[Data entries]
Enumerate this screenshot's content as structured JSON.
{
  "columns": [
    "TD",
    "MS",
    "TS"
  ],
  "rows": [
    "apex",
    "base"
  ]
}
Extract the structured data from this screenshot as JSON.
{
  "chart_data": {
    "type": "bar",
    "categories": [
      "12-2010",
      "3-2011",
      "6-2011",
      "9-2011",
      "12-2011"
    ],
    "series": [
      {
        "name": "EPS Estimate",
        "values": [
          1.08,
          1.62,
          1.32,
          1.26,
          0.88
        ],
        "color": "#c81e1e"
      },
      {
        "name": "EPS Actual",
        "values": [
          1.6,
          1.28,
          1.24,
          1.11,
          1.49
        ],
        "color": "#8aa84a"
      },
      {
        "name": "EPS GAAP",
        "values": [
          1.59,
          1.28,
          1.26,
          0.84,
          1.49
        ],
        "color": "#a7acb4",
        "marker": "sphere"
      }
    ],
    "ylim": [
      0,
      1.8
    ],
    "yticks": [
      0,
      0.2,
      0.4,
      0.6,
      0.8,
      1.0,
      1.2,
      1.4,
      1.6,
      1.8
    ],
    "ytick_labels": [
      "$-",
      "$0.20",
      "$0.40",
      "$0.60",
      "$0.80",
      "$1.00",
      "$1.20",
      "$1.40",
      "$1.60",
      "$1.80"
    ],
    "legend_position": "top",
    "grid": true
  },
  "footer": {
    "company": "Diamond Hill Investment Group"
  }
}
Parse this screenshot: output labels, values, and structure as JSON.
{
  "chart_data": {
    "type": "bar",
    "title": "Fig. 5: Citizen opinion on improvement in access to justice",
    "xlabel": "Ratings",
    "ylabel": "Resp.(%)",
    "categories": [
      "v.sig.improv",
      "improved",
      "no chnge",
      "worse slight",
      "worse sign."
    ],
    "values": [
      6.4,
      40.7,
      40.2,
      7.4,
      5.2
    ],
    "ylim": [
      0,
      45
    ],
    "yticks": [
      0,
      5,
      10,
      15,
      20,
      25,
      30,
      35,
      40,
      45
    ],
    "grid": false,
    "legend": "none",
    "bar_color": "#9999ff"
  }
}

> **SHORT TASK**: Exactly as they are written, print the entries again.

> **EXPECTED ANSWER**:
Enumerate this screenshot's content as structured JSON.
{
  "columns": [
    "TD",
    "MS",
    "TS"
  ],
  "rows": [
    "apex",
    "base"
  ]
}
Extract the structured data from this screenshot as JSON.
{
  "chart_data": {
    "type": "bar",
    "categories": [
      "12-2010",
      "3-2011",
      "6-2011",
      "9-2011",
      "12-2011"
    ],
    "series": [
      {
        "name": "EPS Estimate",
        "values": [
          1.08,
          1.62,
          1.32,
          1.26,
          0.88
        ],
        "color": "#c81e1e"
      },
      {
        "name": "EPS Actual",
        "values": [
          1.6,
          1.28,
          1.24,
          1.11,
          1.49
        ],
        "color": "#8aa84a"
      },
      {
        "name": "EPS GAAP",
        "values": [
          1.59,
          1.28,
          1.26,
          0.84,
          1.49
        ],
        "color": "#a7acb4",
        "marker": "sphere"
      }
    ],
    "ylim": [
      0,
      1.8
    ],
    "yticks": [
      0,
      0.2,
      0.4,
      0.6,
      0.8,
      1.0,
      1.2,
      1.4,
      1.6,
      1.8
    ],
    "ytick_labels": [
      "$-",
      "$0.20",
      "$0.40",
      "$0.60",
      "$0.80",
      "$1.00",
      "$1.20",
      "$1.40",
      "$1.60",
      "$1.80"
    ],
    "legend_position": "top",
    "grid": true
  },
  "footer": {
    "company": "Diamond Hill Investment Group"
  }
}
Parse this screenshot: output labels, values, and structure as JSON.
{
  "chart_data": {
    "type": "bar",
    "title": "Fig. 5: Citizen opinion on improvement in access to justice",
    "xlabel": "Ratings",
    "ylabel": "Resp.(%)",
    "categories": [
      "v.sig.improv",
      "improved",
      "no chnge",
      "worse slight",
      "worse sign."
    ],
    "values": [
      6.4,
      40.7,
      40.2,
      7.4,
      5.2
    ],
    "ylim": [
      0,
      45
    ],
    "yticks": [
      0,
      5,
      10,
      15,
      20,
      25,
      30,
      35,
      40,
      45
    ],
    "grid": false,
    "legend": "none",
    "bar_color": "#9999ff"
  }
}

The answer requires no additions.